- [GOAL OF THE EXERCISE]:
Make an exact copy of all the entries below, with the pictures left out.

- [RECORDS FOR THE EXERCISE]:
— START —

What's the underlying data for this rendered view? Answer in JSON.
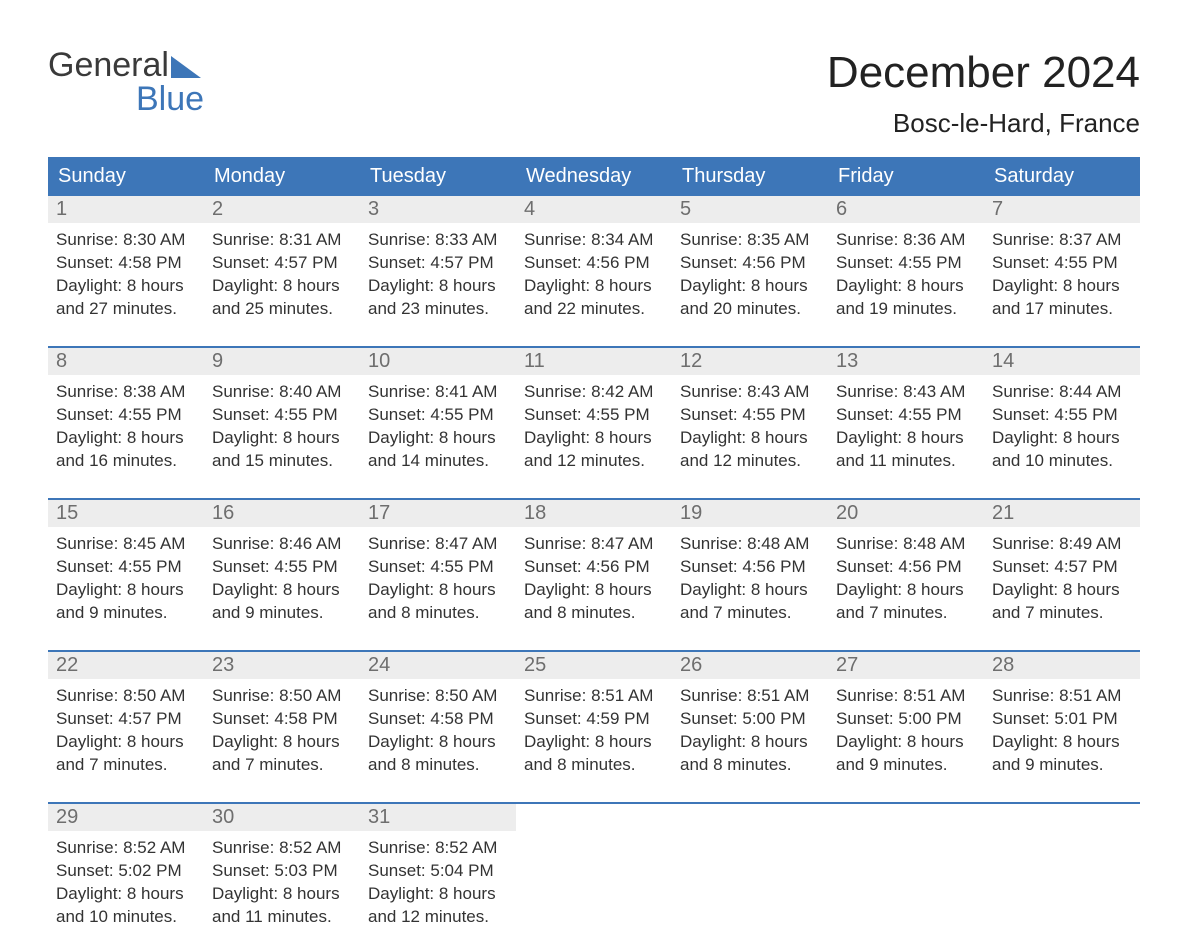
{
  "logo": {
    "line1": "General",
    "line2": "Blue",
    "accent_color": "#3d76b8"
  },
  "title": "December 2024",
  "location": "Bosc-le-Hard, France",
  "colors": {
    "header_bg": "#3d76b8",
    "header_text": "#ffffff",
    "daynum_bg": "#ededed",
    "daynum_text": "#6e6e6e",
    "body_text": "#333333",
    "week_divider": "#3d76b8"
  },
  "fonts": {
    "title_size_pt": 33,
    "location_size_pt": 20,
    "dow_size_pt": 15,
    "body_size_pt": 13
  },
  "days_of_week": [
    "Sunday",
    "Monday",
    "Tuesday",
    "Wednesday",
    "Thursday",
    "Friday",
    "Saturday"
  ],
  "weeks": [
    [
      {
        "n": "1",
        "sr": "Sunrise: 8:30 AM",
        "ss": "Sunset: 4:58 PM",
        "d1": "Daylight: 8 hours",
        "d2": "and 27 minutes."
      },
      {
        "n": "2",
        "sr": "Sunrise: 8:31 AM",
        "ss": "Sunset: 4:57 PM",
        "d1": "Daylight: 8 hours",
        "d2": "and 25 minutes."
      },
      {
        "n": "3",
        "sr": "Sunrise: 8:33 AM",
        "ss": "Sunset: 4:57 PM",
        "d1": "Daylight: 8 hours",
        "d2": "and 23 minutes."
      },
      {
        "n": "4",
        "sr": "Sunrise: 8:34 AM",
        "ss": "Sunset: 4:56 PM",
        "d1": "Daylight: 8 hours",
        "d2": "and 22 minutes."
      },
      {
        "n": "5",
        "sr": "Sunrise: 8:35 AM",
        "ss": "Sunset: 4:56 PM",
        "d1": "Daylight: 8 hours",
        "d2": "and 20 minutes."
      },
      {
        "n": "6",
        "sr": "Sunrise: 8:36 AM",
        "ss": "Sunset: 4:55 PM",
        "d1": "Daylight: 8 hours",
        "d2": "and 19 minutes."
      },
      {
        "n": "7",
        "sr": "Sunrise: 8:37 AM",
        "ss": "Sunset: 4:55 PM",
        "d1": "Daylight: 8 hours",
        "d2": "and 17 minutes."
      }
    ],
    [
      {
        "n": "8",
        "sr": "Sunrise: 8:38 AM",
        "ss": "Sunset: 4:55 PM",
        "d1": "Daylight: 8 hours",
        "d2": "and 16 minutes."
      },
      {
        "n": "9",
        "sr": "Sunrise: 8:40 AM",
        "ss": "Sunset: 4:55 PM",
        "d1": "Daylight: 8 hours",
        "d2": "and 15 minutes."
      },
      {
        "n": "10",
        "sr": "Sunrise: 8:41 AM",
        "ss": "Sunset: 4:55 PM",
        "d1": "Daylight: 8 hours",
        "d2": "and 14 minutes."
      },
      {
        "n": "11",
        "sr": "Sunrise: 8:42 AM",
        "ss": "Sunset: 4:55 PM",
        "d1": "Daylight: 8 hours",
        "d2": "and 12 minutes."
      },
      {
        "n": "12",
        "sr": "Sunrise: 8:43 AM",
        "ss": "Sunset: 4:55 PM",
        "d1": "Daylight: 8 hours",
        "d2": "and 12 minutes."
      },
      {
        "n": "13",
        "sr": "Sunrise: 8:43 AM",
        "ss": "Sunset: 4:55 PM",
        "d1": "Daylight: 8 hours",
        "d2": "and 11 minutes."
      },
      {
        "n": "14",
        "sr": "Sunrise: 8:44 AM",
        "ss": "Sunset: 4:55 PM",
        "d1": "Daylight: 8 hours",
        "d2": "and 10 minutes."
      }
    ],
    [
      {
        "n": "15",
        "sr": "Sunrise: 8:45 AM",
        "ss": "Sunset: 4:55 PM",
        "d1": "Daylight: 8 hours",
        "d2": "and 9 minutes."
      },
      {
        "n": "16",
        "sr": "Sunrise: 8:46 AM",
        "ss": "Sunset: 4:55 PM",
        "d1": "Daylight: 8 hours",
        "d2": "and 9 minutes."
      },
      {
        "n": "17",
        "sr": "Sunrise: 8:47 AM",
        "ss": "Sunset: 4:55 PM",
        "d1": "Daylight: 8 hours",
        "d2": "and 8 minutes."
      },
      {
        "n": "18",
        "sr": "Sunrise: 8:47 AM",
        "ss": "Sunset: 4:56 PM",
        "d1": "Daylight: 8 hours",
        "d2": "and 8 minutes."
      },
      {
        "n": "19",
        "sr": "Sunrise: 8:48 AM",
        "ss": "Sunset: 4:56 PM",
        "d1": "Daylight: 8 hours",
        "d2": "and 7 minutes."
      },
      {
        "n": "20",
        "sr": "Sunrise: 8:48 AM",
        "ss": "Sunset: 4:56 PM",
        "d1": "Daylight: 8 hours",
        "d2": "and 7 minutes."
      },
      {
        "n": "21",
        "sr": "Sunrise: 8:49 AM",
        "ss": "Sunset: 4:57 PM",
        "d1": "Daylight: 8 hours",
        "d2": "and 7 minutes."
      }
    ],
    [
      {
        "n": "22",
        "sr": "Sunrise: 8:50 AM",
        "ss": "Sunset: 4:57 PM",
        "d1": "Daylight: 8 hours",
        "d2": "and 7 minutes."
      },
      {
        "n": "23",
        "sr": "Sunrise: 8:50 AM",
        "ss": "Sunset: 4:58 PM",
        "d1": "Daylight: 8 hours",
        "d2": "and 7 minutes."
      },
      {
        "n": "24",
        "sr": "Sunrise: 8:50 AM",
        "ss": "Sunset: 4:58 PM",
        "d1": "Daylight: 8 hours",
        "d2": "and 8 minutes."
      },
      {
        "n": "25",
        "sr": "Sunrise: 8:51 AM",
        "ss": "Sunset: 4:59 PM",
        "d1": "Daylight: 8 hours",
        "d2": "and 8 minutes."
      },
      {
        "n": "26",
        "sr": "Sunrise: 8:51 AM",
        "ss": "Sunset: 5:00 PM",
        "d1": "Daylight: 8 hours",
        "d2": "and 8 minutes."
      },
      {
        "n": "27",
        "sr": "Sunrise: 8:51 AM",
        "ss": "Sunset: 5:00 PM",
        "d1": "Daylight: 8 hours",
        "d2": "and 9 minutes."
      },
      {
        "n": "28",
        "sr": "Sunrise: 8:51 AM",
        "ss": "Sunset: 5:01 PM",
        "d1": "Daylight: 8 hours",
        "d2": "and 9 minutes."
      }
    ],
    [
      {
        "n": "29",
        "sr": "Sunrise: 8:52 AM",
        "ss": "Sunset: 5:02 PM",
        "d1": "Daylight: 8 hours",
        "d2": "and 10 minutes."
      },
      {
        "n": "30",
        "sr": "Sunrise: 8:52 AM",
        "ss": "Sunset: 5:03 PM",
        "d1": "Daylight: 8 hours",
        "d2": "and 11 minutes."
      },
      {
        "n": "31",
        "sr": "Sunrise: 8:52 AM",
        "ss": "Sunset: 5:04 PM",
        "d1": "Daylight: 8 hours",
        "d2": "and 12 minutes."
      },
      null,
      null,
      null,
      null
    ]
  ]
}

— END —

- [WRITTEN RESPONSE]:
What's the underlying data for this rendered view? Answer in JSON.
{
  "logo": {
    "line1": "General",
    "line2": "Blue",
    "accent_color": "#3d76b8"
  },
  "title": "December 2024",
  "location": "Bosc-le-Hard, France",
  "colors": {
    "header_bg": "#3d76b8",
    "header_text": "#ffffff",
    "daynum_bg": "#ededed",
    "daynum_text": "#6e6e6e",
    "body_text": "#333333",
    "week_divider": "#3d76b8"
  },
  "fonts": {
    "title_size_pt": 33,
    "location_size_pt": 20,
    "dow_size_pt": 15,
    "body_size_pt": 13
  },
  "days_of_week": [
    "Sunday",
    "Monday",
    "Tuesday",
    "Wednesday",
    "Thursday",
    "Friday",
    "Saturday"
  ],
  "weeks": [
    [
      {
        "n": "1",
        "sr": "Sunrise: 8:30 AM",
        "ss": "Sunset: 4:58 PM",
        "d1": "Daylight: 8 hours",
        "d2": "and 27 minutes."
      },
      {
        "n": "2",
        "sr": "Sunrise: 8:31 AM",
        "ss": "Sunset: 4:57 PM",
        "d1": "Daylight: 8 hours",
        "d2": "and 25 minutes."
      },
      {
        "n": "3",
        "sr": "Sunrise: 8:33 AM",
        "ss": "Sunset: 4:57 PM",
        "d1": "Daylight: 8 hours",
        "d2": "and 23 minutes."
      },
      {
        "n": "4",
        "sr": "Sunrise: 8:34 AM",
        "ss": "Sunset: 4:56 PM",
        "d1": "Daylight: 8 hours",
        "d2": "and 22 minutes."
      },
      {
        "n": "5",
        "sr": "Sunrise: 8:35 AM",
        "ss": "Sunset: 4:56 PM",
        "d1": "Daylight: 8 hours",
        "d2": "and 20 minutes."
      },
      {
        "n": "6",
        "sr": "Sunrise: 8:36 AM",
        "ss": "Sunset: 4:55 PM",
        "d1": "Daylight: 8 hours",
        "d2": "and 19 minutes."
      },
      {
        "n": "7",
        "sr": "Sunrise: 8:37 AM",
        "ss": "Sunset: 4:55 PM",
        "d1": "Daylight: 8 hours",
        "d2": "and 17 minutes."
      }
    ],
    [
      {
        "n": "8",
        "sr": "Sunrise: 8:38 AM",
        "ss": "Sunset: 4:55 PM",
        "d1": "Daylight: 8 hours",
        "d2": "and 16 minutes."
      },
      {
        "n": "9",
        "sr": "Sunrise: 8:40 AM",
        "ss": "Sunset: 4:55 PM",
        "d1": "Daylight: 8 hours",
        "d2": "and 15 minutes."
      },
      {
        "n": "10",
        "sr": "Sunrise: 8:41 AM",
        "ss": "Sunset: 4:55 PM",
        "d1": "Daylight: 8 hours",
        "d2": "and 14 minutes."
      },
      {
        "n": "11",
        "sr": "Sunrise: 8:42 AM",
        "ss": "Sunset: 4:55 PM",
        "d1": "Daylight: 8 hours",
        "d2": "and 12 minutes."
      },
      {
        "n": "12",
        "sr": "Sunrise: 8:43 AM",
        "ss": "Sunset: 4:55 PM",
        "d1": "Daylight: 8 hours",
        "d2": "and 12 minutes."
      },
      {
        "n": "13",
        "sr": "Sunrise: 8:43 AM",
        "ss": "Sunset: 4:55 PM",
        "d1": "Daylight: 8 hours",
        "d2": "and 11 minutes."
      },
      {
        "n": "14",
        "sr": "Sunrise: 8:44 AM",
        "ss": "Sunset: 4:55 PM",
        "d1": "Daylight: 8 hours",
        "d2": "and 10 minutes."
      }
    ],
    [
      {
        "n": "15",
        "sr": "Sunrise: 8:45 AM",
        "ss": "Sunset: 4:55 PM",
        "d1": "Daylight: 8 hours",
        "d2": "and 9 minutes."
      },
      {
        "n": "16",
        "sr": "Sunrise: 8:46 AM",
        "ss": "Sunset: 4:55 PM",
        "d1": "Daylight: 8 hours",
        "d2": "and 9 minutes."
      },
      {
        "n": "17",
        "sr": "Sunrise: 8:47 AM",
        "ss": "Sunset: 4:55 PM",
        "d1": "Daylight: 8 hours",
        "d2": "and 8 minutes."
      },
      {
        "n": "18",
        "sr": "Sunrise: 8:47 AM",
        "ss": "Sunset: 4:56 PM",
        "d1": "Daylight: 8 hours",
        "d2": "and 8 minutes."
      },
      {
        "n": "19",
        "sr": "Sunrise: 8:48 AM",
        "ss": "Sunset: 4:56 PM",
        "d1": "Daylight: 8 hours",
        "d2": "and 7 minutes."
      },
      {
        "n": "20",
        "sr": "Sunrise: 8:48 AM",
        "ss": "Sunset: 4:56 PM",
        "d1": "Daylight: 8 hours",
        "d2": "and 7 minutes."
      },
      {
        "n": "21",
        "sr": "Sunrise: 8:49 AM",
        "ss": "Sunset: 4:57 PM",
        "d1": "Daylight: 8 hours",
        "d2": "and 7 minutes."
      }
    ],
    [
      {
        "n": "22",
        "sr": "Sunrise: 8:50 AM",
        "ss": "Sunset: 4:57 PM",
        "d1": "Daylight: 8 hours",
        "d2": "and 7 minutes."
      },
      {
        "n": "23",
        "sr": "Sunrise: 8:50 AM",
        "ss": "Sunset: 4:58 PM",
        "d1": "Daylight: 8 hours",
        "d2": "and 7 minutes."
      },
      {
        "n": "24",
        "sr": "Sunrise: 8:50 AM",
        "ss": "Sunset: 4:58 PM",
        "d1": "Daylight: 8 hours",
        "d2": "and 8 minutes."
      },
      {
        "n": "25",
        "sr": "Sunrise: 8:51 AM",
        "ss": "Sunset: 4:59 PM",
        "d1": "Daylight: 8 hours",
        "d2": "and 8 minutes."
      },
      {
        "n": "26",
        "sr": "Sunrise: 8:51 AM",
        "ss": "Sunset: 5:00 PM",
        "d1": "Daylight: 8 hours",
        "d2": "and 8 minutes."
      },
      {
        "n": "27",
        "sr": "Sunrise: 8:51 AM",
        "ss": "Sunset: 5:00 PM",
        "d1": "Daylight: 8 hours",
        "d2": "and 9 minutes."
      },
      {
        "n": "28",
        "sr": "Sunrise: 8:51 AM",
        "ss": "Sunset: 5:01 PM",
        "d1": "Daylight: 8 hours",
        "d2": "and 9 minutes."
      }
    ],
    [
      {
        "n": "29",
        "sr": "Sunrise: 8:52 AM",
        "ss": "Sunset: 5:02 PM",
        "d1": "Daylight: 8 hours",
        "d2": "and 10 minutes."
      },
      {
        "n": "30",
        "sr": "Sunrise: 8:52 AM",
        "ss": "Sunset: 5:03 PM",
        "d1": "Daylight: 8 hours",
        "d2": "and 11 minutes."
      },
      {
        "n": "31",
        "sr": "Sunrise: 8:52 AM",
        "ss": "Sunset: 5:04 PM",
        "d1": "Daylight: 8 hours",
        "d2": "and 12 minutes."
      },
      null,
      null,
      null,
      null
    ]
  ]
}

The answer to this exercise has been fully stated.